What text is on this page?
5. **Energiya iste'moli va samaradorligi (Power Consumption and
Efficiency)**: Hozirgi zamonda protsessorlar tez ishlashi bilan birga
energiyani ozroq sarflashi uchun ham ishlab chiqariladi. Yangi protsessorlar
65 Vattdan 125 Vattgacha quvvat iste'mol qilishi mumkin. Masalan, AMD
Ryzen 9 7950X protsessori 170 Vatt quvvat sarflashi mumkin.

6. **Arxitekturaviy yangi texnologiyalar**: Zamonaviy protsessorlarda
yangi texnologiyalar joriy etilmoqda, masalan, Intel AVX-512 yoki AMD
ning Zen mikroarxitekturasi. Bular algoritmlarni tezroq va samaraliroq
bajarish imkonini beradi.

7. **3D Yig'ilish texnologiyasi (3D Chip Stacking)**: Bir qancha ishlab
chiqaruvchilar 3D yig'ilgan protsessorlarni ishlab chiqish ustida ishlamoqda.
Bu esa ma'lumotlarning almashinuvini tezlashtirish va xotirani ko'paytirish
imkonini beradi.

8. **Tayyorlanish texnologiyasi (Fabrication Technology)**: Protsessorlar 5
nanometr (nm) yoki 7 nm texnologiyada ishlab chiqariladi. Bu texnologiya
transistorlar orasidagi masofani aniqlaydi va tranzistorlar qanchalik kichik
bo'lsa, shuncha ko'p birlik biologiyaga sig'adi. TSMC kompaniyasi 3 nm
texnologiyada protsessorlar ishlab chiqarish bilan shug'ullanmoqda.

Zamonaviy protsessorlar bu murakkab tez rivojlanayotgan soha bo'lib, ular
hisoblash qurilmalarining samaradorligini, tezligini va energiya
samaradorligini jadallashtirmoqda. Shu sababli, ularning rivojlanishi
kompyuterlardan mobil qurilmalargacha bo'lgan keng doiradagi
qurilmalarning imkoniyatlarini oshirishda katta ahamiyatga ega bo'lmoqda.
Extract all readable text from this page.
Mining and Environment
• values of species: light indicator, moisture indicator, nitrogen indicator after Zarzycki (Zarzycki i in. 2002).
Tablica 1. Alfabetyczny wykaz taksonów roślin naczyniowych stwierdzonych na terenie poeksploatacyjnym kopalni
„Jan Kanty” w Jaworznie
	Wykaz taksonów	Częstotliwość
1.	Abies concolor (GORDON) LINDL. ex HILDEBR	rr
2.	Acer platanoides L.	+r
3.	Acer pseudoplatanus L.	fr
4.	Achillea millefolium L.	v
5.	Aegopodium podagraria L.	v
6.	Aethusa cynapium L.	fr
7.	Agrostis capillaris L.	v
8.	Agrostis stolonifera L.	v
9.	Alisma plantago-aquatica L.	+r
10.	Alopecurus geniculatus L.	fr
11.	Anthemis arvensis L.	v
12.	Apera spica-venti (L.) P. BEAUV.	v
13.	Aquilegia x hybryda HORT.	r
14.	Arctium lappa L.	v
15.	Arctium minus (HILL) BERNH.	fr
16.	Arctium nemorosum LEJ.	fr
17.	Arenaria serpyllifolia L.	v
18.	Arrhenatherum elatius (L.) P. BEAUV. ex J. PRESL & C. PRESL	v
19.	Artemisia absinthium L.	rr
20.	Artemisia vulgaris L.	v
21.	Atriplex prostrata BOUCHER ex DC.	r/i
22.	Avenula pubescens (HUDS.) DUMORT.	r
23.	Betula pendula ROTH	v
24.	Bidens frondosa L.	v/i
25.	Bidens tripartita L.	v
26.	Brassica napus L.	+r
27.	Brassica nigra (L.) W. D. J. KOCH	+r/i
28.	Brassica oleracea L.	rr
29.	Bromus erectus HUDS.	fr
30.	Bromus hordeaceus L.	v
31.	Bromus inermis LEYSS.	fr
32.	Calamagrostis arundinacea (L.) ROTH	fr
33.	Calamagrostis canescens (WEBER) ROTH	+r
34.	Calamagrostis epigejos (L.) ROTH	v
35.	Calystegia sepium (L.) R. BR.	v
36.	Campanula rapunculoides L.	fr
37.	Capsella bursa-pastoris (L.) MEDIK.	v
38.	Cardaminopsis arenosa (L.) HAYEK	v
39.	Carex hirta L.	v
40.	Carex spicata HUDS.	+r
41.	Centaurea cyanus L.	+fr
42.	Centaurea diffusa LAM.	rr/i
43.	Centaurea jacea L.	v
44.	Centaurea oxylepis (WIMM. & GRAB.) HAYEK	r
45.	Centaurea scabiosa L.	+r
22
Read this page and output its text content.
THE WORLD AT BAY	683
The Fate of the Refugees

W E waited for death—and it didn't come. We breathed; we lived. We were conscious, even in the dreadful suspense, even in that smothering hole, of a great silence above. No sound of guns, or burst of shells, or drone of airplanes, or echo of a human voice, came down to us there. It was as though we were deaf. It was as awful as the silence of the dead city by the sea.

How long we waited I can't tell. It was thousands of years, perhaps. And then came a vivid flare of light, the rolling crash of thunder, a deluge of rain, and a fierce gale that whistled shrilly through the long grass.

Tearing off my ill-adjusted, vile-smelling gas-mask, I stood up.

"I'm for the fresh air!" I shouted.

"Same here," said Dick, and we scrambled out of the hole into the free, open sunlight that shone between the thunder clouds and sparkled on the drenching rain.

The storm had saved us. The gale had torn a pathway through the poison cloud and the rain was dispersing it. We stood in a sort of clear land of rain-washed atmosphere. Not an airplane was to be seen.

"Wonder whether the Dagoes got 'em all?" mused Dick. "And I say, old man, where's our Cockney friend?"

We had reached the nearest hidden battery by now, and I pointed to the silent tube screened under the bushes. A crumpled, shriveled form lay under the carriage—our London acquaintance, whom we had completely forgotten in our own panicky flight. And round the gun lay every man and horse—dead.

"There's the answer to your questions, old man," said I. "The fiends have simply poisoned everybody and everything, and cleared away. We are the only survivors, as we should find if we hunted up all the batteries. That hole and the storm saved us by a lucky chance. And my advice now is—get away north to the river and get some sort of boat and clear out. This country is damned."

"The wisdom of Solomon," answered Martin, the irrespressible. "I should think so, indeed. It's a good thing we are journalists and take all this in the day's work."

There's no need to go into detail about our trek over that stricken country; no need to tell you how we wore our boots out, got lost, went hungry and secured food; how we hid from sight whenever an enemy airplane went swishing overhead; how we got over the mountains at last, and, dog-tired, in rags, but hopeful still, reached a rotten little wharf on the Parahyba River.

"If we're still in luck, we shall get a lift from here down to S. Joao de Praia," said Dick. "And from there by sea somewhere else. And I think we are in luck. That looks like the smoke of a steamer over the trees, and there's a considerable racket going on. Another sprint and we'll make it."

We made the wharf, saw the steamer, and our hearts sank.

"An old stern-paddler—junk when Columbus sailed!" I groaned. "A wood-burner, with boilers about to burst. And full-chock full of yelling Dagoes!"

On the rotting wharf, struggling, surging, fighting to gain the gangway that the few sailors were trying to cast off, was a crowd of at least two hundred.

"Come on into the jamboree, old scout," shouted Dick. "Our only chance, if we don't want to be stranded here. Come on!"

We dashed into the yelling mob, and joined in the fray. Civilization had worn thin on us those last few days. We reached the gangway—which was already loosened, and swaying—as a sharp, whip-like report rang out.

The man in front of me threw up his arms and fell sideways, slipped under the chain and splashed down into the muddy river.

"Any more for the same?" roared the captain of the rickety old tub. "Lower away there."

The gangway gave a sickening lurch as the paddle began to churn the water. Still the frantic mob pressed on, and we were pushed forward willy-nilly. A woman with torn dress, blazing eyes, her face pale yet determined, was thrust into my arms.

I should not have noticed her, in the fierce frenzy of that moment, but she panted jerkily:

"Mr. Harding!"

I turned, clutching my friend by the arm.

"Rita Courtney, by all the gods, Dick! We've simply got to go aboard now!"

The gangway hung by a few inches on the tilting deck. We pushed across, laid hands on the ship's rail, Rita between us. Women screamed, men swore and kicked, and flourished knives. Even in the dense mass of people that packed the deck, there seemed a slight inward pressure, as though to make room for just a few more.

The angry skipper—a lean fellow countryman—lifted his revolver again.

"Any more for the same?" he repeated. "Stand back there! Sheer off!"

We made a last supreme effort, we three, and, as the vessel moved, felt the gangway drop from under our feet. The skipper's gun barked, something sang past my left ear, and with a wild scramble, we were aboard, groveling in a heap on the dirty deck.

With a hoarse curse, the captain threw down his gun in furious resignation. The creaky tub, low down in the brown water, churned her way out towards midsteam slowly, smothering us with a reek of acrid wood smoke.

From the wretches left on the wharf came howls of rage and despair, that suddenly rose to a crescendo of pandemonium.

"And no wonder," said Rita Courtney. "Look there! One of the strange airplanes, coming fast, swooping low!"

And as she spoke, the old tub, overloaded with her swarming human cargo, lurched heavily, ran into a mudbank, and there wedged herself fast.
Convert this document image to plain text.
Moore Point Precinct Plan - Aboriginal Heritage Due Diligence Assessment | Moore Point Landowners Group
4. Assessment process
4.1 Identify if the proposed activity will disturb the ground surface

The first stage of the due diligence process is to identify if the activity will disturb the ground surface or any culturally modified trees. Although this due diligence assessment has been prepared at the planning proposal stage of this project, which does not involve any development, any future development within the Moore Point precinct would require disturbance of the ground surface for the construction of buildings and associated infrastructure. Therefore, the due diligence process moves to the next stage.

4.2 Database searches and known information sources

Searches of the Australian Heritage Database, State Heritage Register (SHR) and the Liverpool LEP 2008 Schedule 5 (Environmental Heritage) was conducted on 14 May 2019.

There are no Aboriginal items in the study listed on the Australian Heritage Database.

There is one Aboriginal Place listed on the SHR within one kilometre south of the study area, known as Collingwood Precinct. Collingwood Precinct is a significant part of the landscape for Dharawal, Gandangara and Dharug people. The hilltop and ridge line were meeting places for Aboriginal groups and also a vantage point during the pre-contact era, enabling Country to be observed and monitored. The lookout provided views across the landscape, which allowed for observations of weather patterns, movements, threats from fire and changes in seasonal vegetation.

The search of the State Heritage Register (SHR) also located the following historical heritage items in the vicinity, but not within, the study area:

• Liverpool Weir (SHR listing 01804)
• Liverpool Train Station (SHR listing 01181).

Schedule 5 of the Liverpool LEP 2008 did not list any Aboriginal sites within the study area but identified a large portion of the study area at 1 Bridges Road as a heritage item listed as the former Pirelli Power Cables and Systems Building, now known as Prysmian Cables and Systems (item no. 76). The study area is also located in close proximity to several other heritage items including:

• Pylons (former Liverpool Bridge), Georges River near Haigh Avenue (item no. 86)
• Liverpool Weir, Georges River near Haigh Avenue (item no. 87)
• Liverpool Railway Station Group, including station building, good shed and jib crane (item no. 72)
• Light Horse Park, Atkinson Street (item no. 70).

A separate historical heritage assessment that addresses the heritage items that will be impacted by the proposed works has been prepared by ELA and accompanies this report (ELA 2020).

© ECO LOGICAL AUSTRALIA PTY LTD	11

#### GIVEN REQUEST
Keep only those lines of the records that hold "known", and return them.

#### OUTPUT OF THE TASK
4.2 Database searches and known information sources
There is one Aboriginal Place listed on the SHR within one kilometre south of the study area, known as Collingwood Precinct. Collingwood Precinct is a significant part of the landscape for Dharawal, Gandangara and Dharug people. The hilltop and ridge line were meeting places for Aboriginal groups and also a vantage point during the pre-contact era, enabling Country to be observed and monitored. The lookout provided views across the landscape, which allowed for observations of weather patterns, movements, threats from fire and changes in seasonal vegetation.
Schedule 5 of the Liverpool LEP 2008 did not list any Aboriginal sites within the study area but identified a large portion of the study area at 1 Bridges Road as a heritage item listed as the former Pirelli Power Cables and Systems Building, now known as Prysmian Cables and Systems (item no. 76). The study area is also located in close proximity to several other heritage items including:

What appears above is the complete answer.